Dataset content:
============================================================

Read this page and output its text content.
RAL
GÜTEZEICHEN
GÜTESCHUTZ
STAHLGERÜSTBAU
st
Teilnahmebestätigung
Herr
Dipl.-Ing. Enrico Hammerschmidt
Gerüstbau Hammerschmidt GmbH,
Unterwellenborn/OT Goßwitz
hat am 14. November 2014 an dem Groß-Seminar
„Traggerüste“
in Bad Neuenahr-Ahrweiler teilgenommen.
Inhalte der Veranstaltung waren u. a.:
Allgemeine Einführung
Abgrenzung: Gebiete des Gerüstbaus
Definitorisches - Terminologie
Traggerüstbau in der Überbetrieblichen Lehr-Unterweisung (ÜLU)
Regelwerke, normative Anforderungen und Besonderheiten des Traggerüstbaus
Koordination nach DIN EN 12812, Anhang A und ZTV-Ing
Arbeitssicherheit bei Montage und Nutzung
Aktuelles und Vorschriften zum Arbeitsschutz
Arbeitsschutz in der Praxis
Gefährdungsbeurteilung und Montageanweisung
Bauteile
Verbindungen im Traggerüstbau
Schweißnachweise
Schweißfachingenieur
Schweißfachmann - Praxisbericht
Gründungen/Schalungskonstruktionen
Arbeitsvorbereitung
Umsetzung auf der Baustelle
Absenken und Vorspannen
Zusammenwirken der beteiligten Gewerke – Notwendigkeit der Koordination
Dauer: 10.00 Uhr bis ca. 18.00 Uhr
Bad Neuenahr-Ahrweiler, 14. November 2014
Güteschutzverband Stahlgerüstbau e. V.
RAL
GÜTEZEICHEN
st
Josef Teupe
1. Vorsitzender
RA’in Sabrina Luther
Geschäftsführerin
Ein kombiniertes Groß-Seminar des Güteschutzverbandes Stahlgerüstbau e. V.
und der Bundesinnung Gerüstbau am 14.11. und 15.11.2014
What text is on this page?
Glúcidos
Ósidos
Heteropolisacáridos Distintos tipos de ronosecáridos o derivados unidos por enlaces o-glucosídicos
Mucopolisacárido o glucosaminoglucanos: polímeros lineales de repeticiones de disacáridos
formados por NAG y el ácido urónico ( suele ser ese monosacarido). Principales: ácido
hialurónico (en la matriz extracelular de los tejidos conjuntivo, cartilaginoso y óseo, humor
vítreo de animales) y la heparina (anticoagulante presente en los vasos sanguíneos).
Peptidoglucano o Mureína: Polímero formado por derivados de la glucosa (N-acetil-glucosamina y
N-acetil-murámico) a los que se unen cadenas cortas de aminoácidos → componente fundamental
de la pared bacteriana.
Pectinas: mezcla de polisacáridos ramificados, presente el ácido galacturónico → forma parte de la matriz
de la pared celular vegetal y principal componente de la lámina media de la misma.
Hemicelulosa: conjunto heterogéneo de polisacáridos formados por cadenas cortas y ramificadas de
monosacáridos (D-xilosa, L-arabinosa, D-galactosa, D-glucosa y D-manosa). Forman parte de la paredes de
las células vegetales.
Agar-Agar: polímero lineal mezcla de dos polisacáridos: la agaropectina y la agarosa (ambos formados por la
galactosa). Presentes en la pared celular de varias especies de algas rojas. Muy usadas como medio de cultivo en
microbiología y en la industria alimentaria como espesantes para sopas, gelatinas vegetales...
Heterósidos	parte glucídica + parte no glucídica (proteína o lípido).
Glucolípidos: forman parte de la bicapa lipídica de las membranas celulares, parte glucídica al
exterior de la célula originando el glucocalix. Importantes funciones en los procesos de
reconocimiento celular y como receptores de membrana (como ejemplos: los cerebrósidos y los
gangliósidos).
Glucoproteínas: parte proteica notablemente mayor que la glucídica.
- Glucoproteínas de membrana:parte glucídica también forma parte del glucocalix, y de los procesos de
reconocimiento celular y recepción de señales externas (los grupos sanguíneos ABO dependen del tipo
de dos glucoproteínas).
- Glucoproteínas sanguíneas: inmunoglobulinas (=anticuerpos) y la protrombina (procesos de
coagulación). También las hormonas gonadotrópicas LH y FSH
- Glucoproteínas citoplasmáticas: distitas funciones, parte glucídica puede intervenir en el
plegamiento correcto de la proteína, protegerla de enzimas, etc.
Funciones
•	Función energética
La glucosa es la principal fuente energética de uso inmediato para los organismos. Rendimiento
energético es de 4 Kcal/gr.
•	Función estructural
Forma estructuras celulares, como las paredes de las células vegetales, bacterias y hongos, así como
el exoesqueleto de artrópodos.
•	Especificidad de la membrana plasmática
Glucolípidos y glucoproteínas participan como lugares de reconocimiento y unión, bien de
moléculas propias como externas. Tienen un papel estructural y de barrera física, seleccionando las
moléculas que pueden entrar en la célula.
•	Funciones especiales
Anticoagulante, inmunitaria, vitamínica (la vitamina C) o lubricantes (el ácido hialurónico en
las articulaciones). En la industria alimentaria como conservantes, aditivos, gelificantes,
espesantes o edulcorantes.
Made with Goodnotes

============================================================

The problem: Precisely as given, transcribe all of the entries above.

Answer for the task:
Read this page and output its text content.
RAL
GÜTEZEICHEN
GÜTESCHUTZ
STAHLGERÜSTBAU
st
Teilnahmebestätigung
Herr
Dipl.-Ing. Enrico Hammerschmidt
Gerüstbau Hammerschmidt GmbH,
Unterwellenborn/OT Goßwitz
hat am 14. November 2014 an dem Groß-Seminar
„Traggerüste“
in Bad Neuenahr-Ahrweiler teilgenommen.
Inhalte der Veranstaltung waren u. a.:
Allgemeine Einführung
Abgrenzung: Gebiete des Gerüstbaus
Definitorisches - Terminologie
Traggerüstbau in der Überbetrieblichen Lehr-Unterweisung (ÜLU)
Regelwerke, normative Anforderungen und Besonderheiten des Traggerüstbaus
Koordination nach DIN EN 12812, Anhang A und ZTV-Ing
Arbeitssicherheit bei Montage und Nutzung
Aktuelles und Vorschriften zum Arbeitsschutz
Arbeitsschutz in der Praxis
Gefährdungsbeurteilung und Montageanweisung
Bauteile
Verbindungen im Traggerüstbau
Schweißnachweise
Schweißfachingenieur
Schweißfachmann - Praxisbericht
Gründungen/Schalungskonstruktionen
Arbeitsvorbereitung
Umsetzung auf der Baustelle
Absenken und Vorspannen
Zusammenwirken der beteiligten Gewerke – Notwendigkeit der Koordination
Dauer: 10.00 Uhr bis ca. 18.00 Uhr
Bad Neuenahr-Ahrweiler, 14. November 2014
Güteschutzverband Stahlgerüstbau e. V.
RAL
GÜTEZEICHEN
st
Josef Teupe
1. Vorsitzender
RA’in Sabrina Luther
Geschäftsführerin
Ein kombiniertes Groß-Seminar des Güteschutzverbandes Stahlgerüstbau e. V.
und der Bundesinnung Gerüstbau am 14.11. und 15.11.2014
What text is on this page?
Glúcidos
Ósidos
Heteropolisacáridos Distintos tipos de ronosecáridos o derivados unidos por enlaces o-glucosídicos
Mucopolisacárido o glucosaminoglucanos: polímeros lineales de repeticiones de disacáridos
formados por NAG y el ácido urónico ( suele ser ese monosacarido). Principales: ácido
hialurónico (en la matriz extracelular de los tejidos conjuntivo, cartilaginoso y óseo, humor
vítreo de animales) y la heparina (anticoagulante presente en los vasos sanguíneos).
Peptidoglucano o Mureína: Polímero formado por derivados de la glucosa (N-acetil-glucosamina y
N-acetil-murámico) a los que se unen cadenas cortas de aminoácidos → componente fundamental
de la pared bacteriana.
Pectinas: mezcla de polisacáridos ramificados, presente el ácido galacturónico → forma parte de la matriz
de la pared celular vegetal y principal componente de la lámina media de la misma.
Hemicelulosa: conjunto heterogéneo de polisacáridos formados por cadenas cortas y ramificadas de
monosacáridos (D-xilosa, L-arabinosa, D-galactosa, D-glucosa y D-manosa). Forman parte de la paredes de
las células vegetales.
Agar-Agar: polímero lineal mezcla de dos polisacáridos: la agaropectina y la agarosa (ambos formados por la
galactosa). Presentes en la pared celular de varias especies de algas rojas. Muy usadas como medio de cultivo en
microbiología y en la industria alimentaria como espesantes para sopas, gelatinas vegetales...
Heterósidos	parte glucídica + parte no glucídica (proteína o lípido).
Glucolípidos: forman parte de la bicapa lipídica de las membranas celulares, parte glucídica al
exterior de la célula originando el glucocalix. Importantes funciones en los procesos de
reconocimiento celular y como receptores de membrana (como ejemplos: los cerebrósidos y los
gangliósidos).
Glucoproteínas: parte proteica notablemente mayor que la glucídica.
- Glucoproteínas de membrana:parte glucídica también forma parte del glucocalix, y de los procesos de
reconocimiento celular y recepción de señales externas (los grupos sanguíneos ABO dependen del tipo
de dos glucoproteínas).
- Glucoproteínas sanguíneas: inmunoglobulinas (=anticuerpos) y la protrombina (procesos de
coagulación). También las hormonas gonadotrópicas LH y FSH
- Glucoproteínas citoplasmáticas: distitas funciones, parte glucídica puede intervenir en el
plegamiento correcto de la proteína, protegerla de enzimas, etc.
Funciones
•	Función energética
La glucosa es la principal fuente energética de uso inmediato para los organismos. Rendimiento
energético es de 4 Kcal/gr.
•	Función estructural
Forma estructuras celulares, como las paredes de las células vegetales, bacterias y hongos, así como
el exoesqueleto de artrópodos.
•	Especificidad de la membrana plasmática
Glucolípidos y glucoproteínas participan como lugares de reconocimiento y unión, bien de
moléculas propias como externas. Tienen un papel estructural y de barrera física, seleccionando las
moléculas que pueden entrar en la célula.
•	Funciones especiales
Anticoagulante, inmunitaria, vitamínica (la vitamina C) o lubricantes (el ácido hialurónico en
las articulaciones). En la industria alimentaria como conservantes, aditivos, gelificantes,
espesantes o edulcorantes.
Made with Goodnotes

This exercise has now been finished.